(Gegevens over ruimtelijke indeling)
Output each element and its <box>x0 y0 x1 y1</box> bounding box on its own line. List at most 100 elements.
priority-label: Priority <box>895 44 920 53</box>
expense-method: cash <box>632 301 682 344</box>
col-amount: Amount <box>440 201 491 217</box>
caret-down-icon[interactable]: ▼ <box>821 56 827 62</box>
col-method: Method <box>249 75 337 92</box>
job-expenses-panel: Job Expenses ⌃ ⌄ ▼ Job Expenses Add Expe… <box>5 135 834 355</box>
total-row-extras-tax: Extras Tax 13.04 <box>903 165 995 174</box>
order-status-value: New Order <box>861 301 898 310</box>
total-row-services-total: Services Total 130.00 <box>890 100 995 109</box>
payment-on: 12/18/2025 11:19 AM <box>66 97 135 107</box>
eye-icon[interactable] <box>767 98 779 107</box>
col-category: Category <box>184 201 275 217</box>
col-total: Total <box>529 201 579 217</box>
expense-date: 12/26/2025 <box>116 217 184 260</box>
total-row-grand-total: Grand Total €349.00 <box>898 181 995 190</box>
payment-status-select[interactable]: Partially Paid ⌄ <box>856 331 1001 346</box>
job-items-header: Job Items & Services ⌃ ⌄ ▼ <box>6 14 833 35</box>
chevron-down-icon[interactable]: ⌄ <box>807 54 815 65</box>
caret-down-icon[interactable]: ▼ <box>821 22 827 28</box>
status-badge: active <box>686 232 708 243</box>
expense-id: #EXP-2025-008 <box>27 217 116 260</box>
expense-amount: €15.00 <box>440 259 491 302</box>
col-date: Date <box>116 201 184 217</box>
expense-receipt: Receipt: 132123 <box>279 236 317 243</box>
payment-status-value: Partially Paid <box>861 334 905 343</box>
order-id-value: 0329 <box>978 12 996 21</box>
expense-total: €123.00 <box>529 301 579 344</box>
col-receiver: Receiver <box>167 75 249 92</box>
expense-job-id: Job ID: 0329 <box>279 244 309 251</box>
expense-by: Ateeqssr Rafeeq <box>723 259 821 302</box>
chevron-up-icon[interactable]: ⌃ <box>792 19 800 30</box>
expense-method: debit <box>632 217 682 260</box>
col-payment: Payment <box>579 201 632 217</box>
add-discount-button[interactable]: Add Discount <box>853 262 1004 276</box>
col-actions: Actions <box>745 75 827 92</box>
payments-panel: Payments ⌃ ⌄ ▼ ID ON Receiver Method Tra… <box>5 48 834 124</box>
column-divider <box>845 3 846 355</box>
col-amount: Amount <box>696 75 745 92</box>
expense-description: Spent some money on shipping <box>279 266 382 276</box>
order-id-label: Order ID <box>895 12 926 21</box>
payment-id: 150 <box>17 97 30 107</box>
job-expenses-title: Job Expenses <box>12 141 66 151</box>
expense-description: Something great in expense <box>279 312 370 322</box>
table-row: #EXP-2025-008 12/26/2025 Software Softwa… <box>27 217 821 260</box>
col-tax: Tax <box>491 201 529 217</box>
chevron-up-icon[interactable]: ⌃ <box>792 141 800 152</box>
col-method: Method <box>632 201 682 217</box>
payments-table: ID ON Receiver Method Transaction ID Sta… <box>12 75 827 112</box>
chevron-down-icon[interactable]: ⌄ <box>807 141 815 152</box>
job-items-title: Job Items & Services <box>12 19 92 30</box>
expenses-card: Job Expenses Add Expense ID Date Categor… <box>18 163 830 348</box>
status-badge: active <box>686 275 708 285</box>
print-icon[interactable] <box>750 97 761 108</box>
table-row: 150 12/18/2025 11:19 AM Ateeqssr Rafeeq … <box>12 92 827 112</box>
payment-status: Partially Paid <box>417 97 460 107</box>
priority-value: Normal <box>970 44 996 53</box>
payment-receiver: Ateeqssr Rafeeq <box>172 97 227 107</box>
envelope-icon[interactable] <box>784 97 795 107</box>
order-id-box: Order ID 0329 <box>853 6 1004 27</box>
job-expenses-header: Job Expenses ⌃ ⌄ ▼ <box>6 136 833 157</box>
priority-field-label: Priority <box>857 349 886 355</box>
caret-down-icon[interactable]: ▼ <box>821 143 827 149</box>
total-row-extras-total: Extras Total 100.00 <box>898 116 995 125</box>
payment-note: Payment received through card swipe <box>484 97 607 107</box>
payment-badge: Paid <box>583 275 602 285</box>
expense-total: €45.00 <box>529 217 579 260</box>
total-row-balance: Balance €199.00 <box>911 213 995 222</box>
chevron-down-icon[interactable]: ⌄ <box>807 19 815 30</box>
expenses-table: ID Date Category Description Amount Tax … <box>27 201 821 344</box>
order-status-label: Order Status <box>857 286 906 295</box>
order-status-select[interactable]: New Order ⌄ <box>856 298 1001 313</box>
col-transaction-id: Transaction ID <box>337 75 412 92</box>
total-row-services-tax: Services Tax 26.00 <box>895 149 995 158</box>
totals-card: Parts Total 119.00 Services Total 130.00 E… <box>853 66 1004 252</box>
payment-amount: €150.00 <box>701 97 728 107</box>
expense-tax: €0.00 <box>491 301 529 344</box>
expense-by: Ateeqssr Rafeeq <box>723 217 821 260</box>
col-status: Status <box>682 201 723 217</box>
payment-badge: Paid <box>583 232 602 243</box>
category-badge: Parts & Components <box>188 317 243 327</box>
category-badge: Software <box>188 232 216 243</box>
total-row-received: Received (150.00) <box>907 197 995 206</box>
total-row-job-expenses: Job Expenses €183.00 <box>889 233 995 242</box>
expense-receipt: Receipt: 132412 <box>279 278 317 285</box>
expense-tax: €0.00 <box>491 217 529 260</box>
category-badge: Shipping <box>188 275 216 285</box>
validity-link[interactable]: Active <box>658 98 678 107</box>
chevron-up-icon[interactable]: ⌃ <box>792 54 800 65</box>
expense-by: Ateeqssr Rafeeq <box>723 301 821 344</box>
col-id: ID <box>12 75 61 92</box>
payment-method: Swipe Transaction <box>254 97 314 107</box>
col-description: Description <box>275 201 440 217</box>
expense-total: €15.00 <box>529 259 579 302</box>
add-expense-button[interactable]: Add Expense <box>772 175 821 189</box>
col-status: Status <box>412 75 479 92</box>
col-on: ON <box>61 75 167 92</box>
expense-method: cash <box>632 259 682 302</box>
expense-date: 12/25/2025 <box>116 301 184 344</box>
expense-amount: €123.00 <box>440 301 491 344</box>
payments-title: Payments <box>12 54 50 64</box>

Opdracht — Pas de records hierboven aan door overal "Partially Paid" te vervangen door "Fully Paid". Geef alle regels opnieuw weer en laat de rest ongewijzigd.

Antwoord —
Output each element and its <box>x0 y0 x1 y1</box> bounding box on its own line. List at most 100 elements.
priority-label: Priority <box>895 44 920 53</box>
expense-method: cash <box>632 301 682 344</box>
col-amount: Amount <box>440 201 491 217</box>
caret-down-icon[interactable]: ▼ <box>821 56 827 62</box>
col-method: Method <box>249 75 337 92</box>
job-expenses-panel: Job Expenses ⌃ ⌄ ▼ Job Expenses Add Expe… <box>5 135 834 355</box>
total-row-extras-tax: Extras Tax 13.04 <box>903 165 995 174</box>
order-status-value: New Order <box>861 301 898 310</box>
total-row-services-total: Services Total 130.00 <box>890 100 995 109</box>
payment-on: 12/18/2025 11:19 AM <box>66 97 135 107</box>
eye-icon[interactable] <box>767 98 779 107</box>
col-category: Category <box>184 201 275 217</box>
col-total: Total <box>529 201 579 217</box>
expense-date: 12/26/2025 <box>116 217 184 260</box>
total-row-grand-total: Grand Total €349.00 <box>898 181 995 190</box>
payment-status-select[interactable]: Fully Paid ⌄ <box>856 331 1001 346</box>
job-items-header: Job Items & Services ⌃ ⌄ ▼ <box>6 14 833 35</box>
chevron-down-icon[interactable]: ⌄ <box>807 54 815 65</box>
caret-down-icon[interactable]: ▼ <box>821 22 827 28</box>
status-badge: active <box>686 232 708 243</box>
expense-id: #EXP-2025-008 <box>27 217 116 260</box>
expense-amount: €15.00 <box>440 259 491 302</box>
col-date: Date <box>116 201 184 217</box>
expense-receipt: Receipt: 132123 <box>279 236 317 243</box>
payment-status-value: Fully Paid <box>861 334 905 343</box>
order-id-value: 0329 <box>978 12 996 21</box>
expense-total: €123.00 <box>529 301 579 344</box>
col-receiver: Receiver <box>167 75 249 92</box>
expense-job-id: Job ID: 0329 <box>279 244 309 251</box>
expense-by: Ateeqssr Rafeeq <box>723 259 821 302</box>
chevron-up-icon[interactable]: ⌃ <box>792 19 800 30</box>
expense-method: debit <box>632 217 682 260</box>
col-payment: Payment <box>579 201 632 217</box>
add-discount-button[interactable]: Add Discount <box>853 262 1004 276</box>
col-actions: Actions <box>745 75 827 92</box>
payments-panel: Payments ⌃ ⌄ ▼ ID ON Receiver Method Tra… <box>5 48 834 124</box>
column-divider <box>845 3 846 355</box>
col-amount: Amount <box>696 75 745 92</box>
expense-description: Spent some money on shipping <box>279 266 382 276</box>
order-id-label: Order ID <box>895 12 926 21</box>
payment-id: 150 <box>17 97 30 107</box>
job-expenses-title: Job Expenses <box>12 141 66 151</box>
expense-description: Something great in expense <box>279 312 370 322</box>
table-row: #EXP-2025-008 12/26/2025 Software Softwa… <box>27 217 821 260</box>
col-tax: Tax <box>491 201 529 217</box>
chevron-up-icon[interactable]: ⌃ <box>792 141 800 152</box>
col-method: Method <box>632 201 682 217</box>
payments-table: ID ON Receiver Method Transaction ID Sta… <box>12 75 827 112</box>
chevron-down-icon[interactable]: ⌄ <box>807 141 815 152</box>
job-items-title: Job Items & Services <box>12 19 92 30</box>
expenses-card: Job Expenses Add Expense ID Date Categor… <box>18 163 830 348</box>
status-badge: active <box>686 275 708 285</box>
print-icon[interactable] <box>750 97 761 108</box>
table-row: 150 12/18/2025 11:19 AM Ateeqssr Rafeeq … <box>12 92 827 112</box>
payment-status: Fully Paid <box>417 97 460 107</box>
priority-value: Normal <box>970 44 996 53</box>
payment-receiver: Ateeqssr Rafeeq <box>172 97 227 107</box>
envelope-icon[interactable] <box>784 97 795 107</box>
order-id-box: Order ID 0329 <box>853 6 1004 27</box>
job-expenses-header: Job Expenses ⌃ ⌄ ▼ <box>6 136 833 157</box>
priority-field-label: Priority <box>857 349 886 355</box>
caret-down-icon[interactable]: ▼ <box>821 143 827 149</box>
total-row-extras-total: Extras Total 100.00 <box>898 116 995 125</box>
payment-note: Payment received through card swipe <box>484 97 607 107</box>
payment-badge: Paid <box>583 275 602 285</box>
expense-total: €45.00 <box>529 217 579 260</box>
total-row-balance: Balance €199.00 <box>911 213 995 222</box>
chevron-down-icon[interactable]: ⌄ <box>807 19 815 30</box>
expenses-table: ID Date Category Description Amount Tax … <box>27 201 821 344</box>
order-status-label: Order Status <box>857 286 906 295</box>
order-status-select[interactable]: New Order ⌄ <box>856 298 1001 313</box>
col-transaction-id: Transaction ID <box>337 75 412 92</box>
total-row-services-tax: Services Tax 26.00 <box>895 149 995 158</box>
totals-card: Parts Total 119.00 Services Total 130.00 E… <box>853 66 1004 252</box>
payment-amount: €150.00 <box>701 97 728 107</box>
expense-tax: €0.00 <box>491 301 529 344</box>
expense-by: Ateeqssr Rafeeq <box>723 217 821 260</box>
col-status: Status <box>682 201 723 217</box>
payment-badge: Paid <box>583 232 602 243</box>
category-badge: Parts & Components <box>188 317 243 327</box>
category-badge: Software <box>188 232 216 243</box>
total-row-received: Received (150.00) <box>907 197 995 206</box>
total-row-job-expenses: Job Expenses €183.00 <box>889 233 995 242</box>
expense-receipt: Receipt: 132412 <box>279 278 317 285</box>
expense-tax: €0.00 <box>491 217 529 260</box>
category-badge: Shipping <box>188 275 216 285</box>
validity-link[interactable]: Active <box>658 98 678 107</box>
chevron-up-icon[interactable]: ⌃ <box>792 54 800 65</box>
expense-by: Ateeqssr Rafeeq <box>723 301 821 344</box>
col-id: ID <box>12 75 61 92</box>
payment-method: Swipe Transaction <box>254 97 314 107</box>
col-description: Description <box>275 201 440 217</box>
expense-total: €15.00 <box>529 259 579 302</box>
add-expense-button[interactable]: Add Expense <box>772 175 821 189</box>
col-status: Status <box>412 75 479 92</box>
col-on: ON <box>61 75 167 92</box>
expense-method: cash <box>632 259 682 302</box>
expense-date: 12/25/2025 <box>116 301 184 344</box>
expense-amount: €123.00 <box>440 301 491 344</box>
payments-title: Payments <box>12 54 50 64</box>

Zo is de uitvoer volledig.